> **PROBLEM DESCRIPTION**
Copy the records below exactly as they appear.
** START ROWS **
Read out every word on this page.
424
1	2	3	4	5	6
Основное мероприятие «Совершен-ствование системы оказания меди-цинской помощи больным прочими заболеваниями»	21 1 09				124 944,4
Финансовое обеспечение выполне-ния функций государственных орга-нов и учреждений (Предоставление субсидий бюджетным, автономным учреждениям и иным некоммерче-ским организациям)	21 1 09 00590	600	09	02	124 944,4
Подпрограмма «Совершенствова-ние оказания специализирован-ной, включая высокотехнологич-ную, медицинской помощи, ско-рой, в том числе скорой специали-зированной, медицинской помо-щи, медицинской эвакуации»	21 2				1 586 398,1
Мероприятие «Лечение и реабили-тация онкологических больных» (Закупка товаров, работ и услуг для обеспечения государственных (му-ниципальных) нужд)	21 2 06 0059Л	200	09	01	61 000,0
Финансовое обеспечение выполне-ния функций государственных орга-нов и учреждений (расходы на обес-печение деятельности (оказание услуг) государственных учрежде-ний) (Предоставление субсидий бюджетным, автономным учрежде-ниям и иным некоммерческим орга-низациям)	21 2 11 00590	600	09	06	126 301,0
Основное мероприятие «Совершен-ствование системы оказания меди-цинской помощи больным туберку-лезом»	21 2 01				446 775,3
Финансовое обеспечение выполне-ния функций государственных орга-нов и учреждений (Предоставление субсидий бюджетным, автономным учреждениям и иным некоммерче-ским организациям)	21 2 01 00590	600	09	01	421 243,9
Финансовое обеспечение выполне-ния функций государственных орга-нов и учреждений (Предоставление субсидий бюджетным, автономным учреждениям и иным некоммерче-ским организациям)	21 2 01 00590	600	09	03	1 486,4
** END ROWS **
> **EXPECTED ANSWER**
Read out every word on this page.
424
1	2	3	4	5	6
Основное мероприятие «Совершен-ствование системы оказания меди-цинской помощи больным прочими заболеваниями»	21 1 09				124 944,4
Финансовое обеспечение выполне-ния функций государственных орга-нов и учреждений (Предоставление субсидий бюджетным, автономным учреждениям и иным некоммерче-ским организациям)	21 1 09 00590	600	09	02	124 944,4
Подпрограмма «Совершенствова-ние оказания специализирован-ной, включая высокотехнологич-ную, медицинской помощи, ско-рой, в том числе скорой специали-зированной, медицинской помо-щи, медицинской эвакуации»	21 2				1 586 398,1
Мероприятие «Лечение и реабили-тация онкологических больных» (Закупка товаров, работ и услуг для обеспечения государственных (му-ниципальных) нужд)	21 2 06 0059Л	200	09	01	61 000,0
Финансовое обеспечение выполне-ния функций государственных орга-нов и учреждений (расходы на обес-печение деятельности (оказание услуг) государственных учрежде-ний) (Предоставление субсидий бюджетным, автономным учрежде-ниям и иным некоммерческим орга-низациям)	21 2 11 00590	600	09	06	126 301,0
Основное мероприятие «Совершен-ствование системы оказания меди-цинской помощи больным туберку-лезом»	21 2 01				446 775,3
Финансовое обеспечение выполне-ния функций государственных орга-нов и учреждений (Предоставление субсидий бюджетным, автономным учреждениям и иным некоммерче-ским организациям)	21 2 01 00590	600	09	01	421 243,9
Финансовое обеспечение выполне-ния функций государственных орга-нов и учреждений (Предоставление субсидий бюджетным, автономным учреждениям и иным некоммерче-ским организациям)	21 2 01 00590	600	09	03	1 486,4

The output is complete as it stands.